▶ _DOCUMENT SEGMENT_
◆ ◆ ◆ ◆ ◆

Also MariaDB's conversion guide from MyISAM to InnoDB suggests that especially Indexes/PKs re-arrengment should be considered and auto-increment dummy PKs should be used: MariaDB converting tables from MyISAM to InnoDB

Recommendation. Look for tables without a PRIMARY KEY. Explicitly specify a PRIMARY KEY, even if it's an artificial AUTO_INCREMENT. This is not an absolute requirement, but it is a stronger admonishment for InnoDB than for MyISAM. Some day you may need to walk through the table; without an explicit PK, you can't do it.

Environment

Reproduced in:

  • CentOS 7
  • MODx 2.5.8, 2.6, 2.6.1
  • MariaDB 10.1.19
  • Nginx with PHP-FPM 7.1

travisbotello avatar Dec 19 '17 09:12 travisbotello

Thank you for a thorough detective job!

I can not say that I have seen this myself, because I have not played that much with InnoDB installs. Can you estimate the number of rows in the modx_session table? Are we talking a few thousand, tens of thousands or millions of records? I would like to be able to replicate this locally too.

I am not that familiar with MyISAM and InnoDB, and there are many years since I took any courses that dealt with the underlying implementation of such systems. But would the following solve the problem:

  1. Change the database layout to having a primary key that is an auto incremented integer.
  2. Add a index to the session key (today the id attribute).
  3. Make the index unique.

OptimusCrime avatar Dec 19 '17 09:12 OptimusCrime

For what it's worth - we run all our sites as INNODB (around 40-50 at the moment) and a few have over 800,000 rows in the modx_session table, our reporting doesn't show these slow queries or similar issues.

That being said, Adding an auto increment primary key and making "id" a unique index should help resolve the issue (as the compound key is then always incrementing). It should be simple to benchmark too.

markwillis82 avatar Dec 19 '17 09:12 markwillis82

I can't beat @markwillis82 numbers: We are running about 10 MODx installations with about 10k-15k rows in our modx_session tables..

@markwillis82 What version of MySQL/MariaDB are you running?

travisbotello avatar Dec 19 '17 10:12 travisbotello

AWS RDS - db.m4.xlarge, which is AWS' custom build of MySQL 5.6 (a bunch of changes have been backported from newer versions)

markwillis82 avatar Dec 19 '17 10:12 markwillis82

Yes, thank you for the detailed report. This is a fairly trivial change for new deployments, but I'm looking into how we can modify the existing "session_id" column and add the auto_increment primary key during an upgrade as it is not clear what the best way to approach that would be for existing tables.

◆ ◆ ◆ ◆ ◆

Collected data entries
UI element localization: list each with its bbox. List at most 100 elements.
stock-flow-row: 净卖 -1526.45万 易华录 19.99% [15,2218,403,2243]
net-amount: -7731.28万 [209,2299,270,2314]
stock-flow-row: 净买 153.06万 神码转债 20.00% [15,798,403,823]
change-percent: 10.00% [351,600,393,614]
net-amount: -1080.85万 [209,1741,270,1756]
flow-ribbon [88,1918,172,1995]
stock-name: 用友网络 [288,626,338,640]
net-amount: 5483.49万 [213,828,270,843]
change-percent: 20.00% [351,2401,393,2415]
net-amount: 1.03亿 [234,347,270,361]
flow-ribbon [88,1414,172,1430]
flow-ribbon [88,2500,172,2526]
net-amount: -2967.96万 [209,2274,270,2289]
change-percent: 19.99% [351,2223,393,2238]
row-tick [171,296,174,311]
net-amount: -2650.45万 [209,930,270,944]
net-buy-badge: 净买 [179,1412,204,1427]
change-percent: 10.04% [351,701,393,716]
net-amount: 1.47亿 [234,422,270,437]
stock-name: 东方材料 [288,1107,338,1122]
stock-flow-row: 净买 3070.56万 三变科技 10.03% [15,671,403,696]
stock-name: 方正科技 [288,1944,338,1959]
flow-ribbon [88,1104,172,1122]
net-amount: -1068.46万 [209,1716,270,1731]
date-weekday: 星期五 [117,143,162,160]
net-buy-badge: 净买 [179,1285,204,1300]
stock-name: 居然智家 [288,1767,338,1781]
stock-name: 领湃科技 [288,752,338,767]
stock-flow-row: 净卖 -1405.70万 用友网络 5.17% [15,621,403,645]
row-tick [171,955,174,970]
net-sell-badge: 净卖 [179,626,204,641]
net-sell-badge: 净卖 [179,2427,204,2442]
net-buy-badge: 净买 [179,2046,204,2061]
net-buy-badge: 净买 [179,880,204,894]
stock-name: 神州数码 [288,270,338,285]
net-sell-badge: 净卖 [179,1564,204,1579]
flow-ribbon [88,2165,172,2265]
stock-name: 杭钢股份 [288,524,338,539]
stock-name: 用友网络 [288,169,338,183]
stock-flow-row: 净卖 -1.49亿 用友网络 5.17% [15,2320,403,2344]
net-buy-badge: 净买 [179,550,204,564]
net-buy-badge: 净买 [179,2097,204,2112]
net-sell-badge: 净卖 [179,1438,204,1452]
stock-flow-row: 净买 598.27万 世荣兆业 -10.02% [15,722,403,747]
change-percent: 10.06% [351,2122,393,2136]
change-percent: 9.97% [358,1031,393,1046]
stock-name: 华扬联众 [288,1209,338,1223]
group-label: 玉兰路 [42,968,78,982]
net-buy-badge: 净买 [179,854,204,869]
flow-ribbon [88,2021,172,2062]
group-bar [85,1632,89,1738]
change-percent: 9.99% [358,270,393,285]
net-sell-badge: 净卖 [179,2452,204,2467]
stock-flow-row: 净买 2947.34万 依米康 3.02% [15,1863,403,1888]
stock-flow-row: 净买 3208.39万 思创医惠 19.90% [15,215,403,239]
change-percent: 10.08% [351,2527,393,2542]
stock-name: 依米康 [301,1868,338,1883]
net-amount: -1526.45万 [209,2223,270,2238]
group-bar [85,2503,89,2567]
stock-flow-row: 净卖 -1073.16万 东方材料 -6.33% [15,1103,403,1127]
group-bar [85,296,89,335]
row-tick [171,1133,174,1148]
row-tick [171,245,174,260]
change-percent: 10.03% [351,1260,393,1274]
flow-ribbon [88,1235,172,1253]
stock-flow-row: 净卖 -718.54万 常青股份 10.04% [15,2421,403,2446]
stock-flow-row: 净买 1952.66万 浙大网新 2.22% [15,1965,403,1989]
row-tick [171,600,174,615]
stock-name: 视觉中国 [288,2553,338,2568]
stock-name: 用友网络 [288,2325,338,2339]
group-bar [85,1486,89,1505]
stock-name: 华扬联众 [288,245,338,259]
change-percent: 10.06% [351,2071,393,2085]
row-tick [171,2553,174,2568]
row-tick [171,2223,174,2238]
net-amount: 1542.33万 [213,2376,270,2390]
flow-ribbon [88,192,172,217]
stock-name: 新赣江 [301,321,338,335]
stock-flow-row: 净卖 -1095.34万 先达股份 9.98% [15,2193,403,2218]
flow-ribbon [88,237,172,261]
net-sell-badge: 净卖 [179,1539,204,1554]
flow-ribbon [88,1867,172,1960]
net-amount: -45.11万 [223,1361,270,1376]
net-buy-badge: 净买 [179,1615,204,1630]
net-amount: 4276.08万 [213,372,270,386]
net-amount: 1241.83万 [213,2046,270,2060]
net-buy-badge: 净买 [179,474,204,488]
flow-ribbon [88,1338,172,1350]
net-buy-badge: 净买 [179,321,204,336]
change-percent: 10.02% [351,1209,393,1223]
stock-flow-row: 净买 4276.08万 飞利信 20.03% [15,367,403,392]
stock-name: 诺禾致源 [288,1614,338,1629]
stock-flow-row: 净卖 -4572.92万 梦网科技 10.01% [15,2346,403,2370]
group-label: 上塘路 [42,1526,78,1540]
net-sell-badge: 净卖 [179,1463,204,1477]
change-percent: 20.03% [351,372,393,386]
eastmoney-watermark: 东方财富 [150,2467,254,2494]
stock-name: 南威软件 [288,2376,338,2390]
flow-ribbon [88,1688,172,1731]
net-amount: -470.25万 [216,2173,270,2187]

◆ ◆ ◆ ◆ ◆

▶ _REQUIRED ACTION 1_
Translate this sentence from the MODX session table discussion into Spanish: "Some day you may need to walk through the table; without an explicit PK, you can't do it."
▶ _REQUIRED ACTION 2_
Please continue the MODX session table discussion from its last sentence.

▶ _EXERCISE OUTPUT 1_
Algún día puede que necesites recorrer la tabla; sin una PK explícita, no puedes hacerlo.

▶ _EXERCISE OUTPUT 2_
opengeek avatar Dec 19 '17 22:12 opengeek

I am having the same issue on ModX v2.8.3. I've just added a dummy autoincrement column as primary key to the modx_session table. It has only been a day, but it looks like the issue is gone ever since. Before slow queries were logged every few hours.

An interesting fact that the table only had <1000 rows, still inserts sometimes took 20s. It is okay ever since the addition of the autoincrement column.

BenceSzalai avatar Sep 04 '21 18:09 BenceSzalai

Yes, thank you for the detailed report. This is a fairly trivial change for new deployments, but I'm looking into how we can modify the existing "session_id" column and add the auto_increment primary key during an upgrade as it is not clear what the best way to approach that would be for existing tables.

Maybe I don't understand the complexity involved, but what I did was this:

  • add new dummy_id column
  • create a new index for the existing id column
  • ensure the new dummy_id column has valid value for all existing rows, which can be done by numbering all existing rows from 1 to N, or deleting all existing session rows. I've chose the later as it was easier and we had no need to persist existing sessions, but an UPDATE query can be written that numbers each row incrementally as well for those who need to keep the sessions intact.
  • make the dummy_id column auto increment and make it primary key at the same time (i think auto increment requires the column to be primary key). Also if existing rows were numbered set the autoincrement value to the next available integer.

That's it. Table is "fixed". So after all it can be achieved by running few SQL statements. Am I missing a point?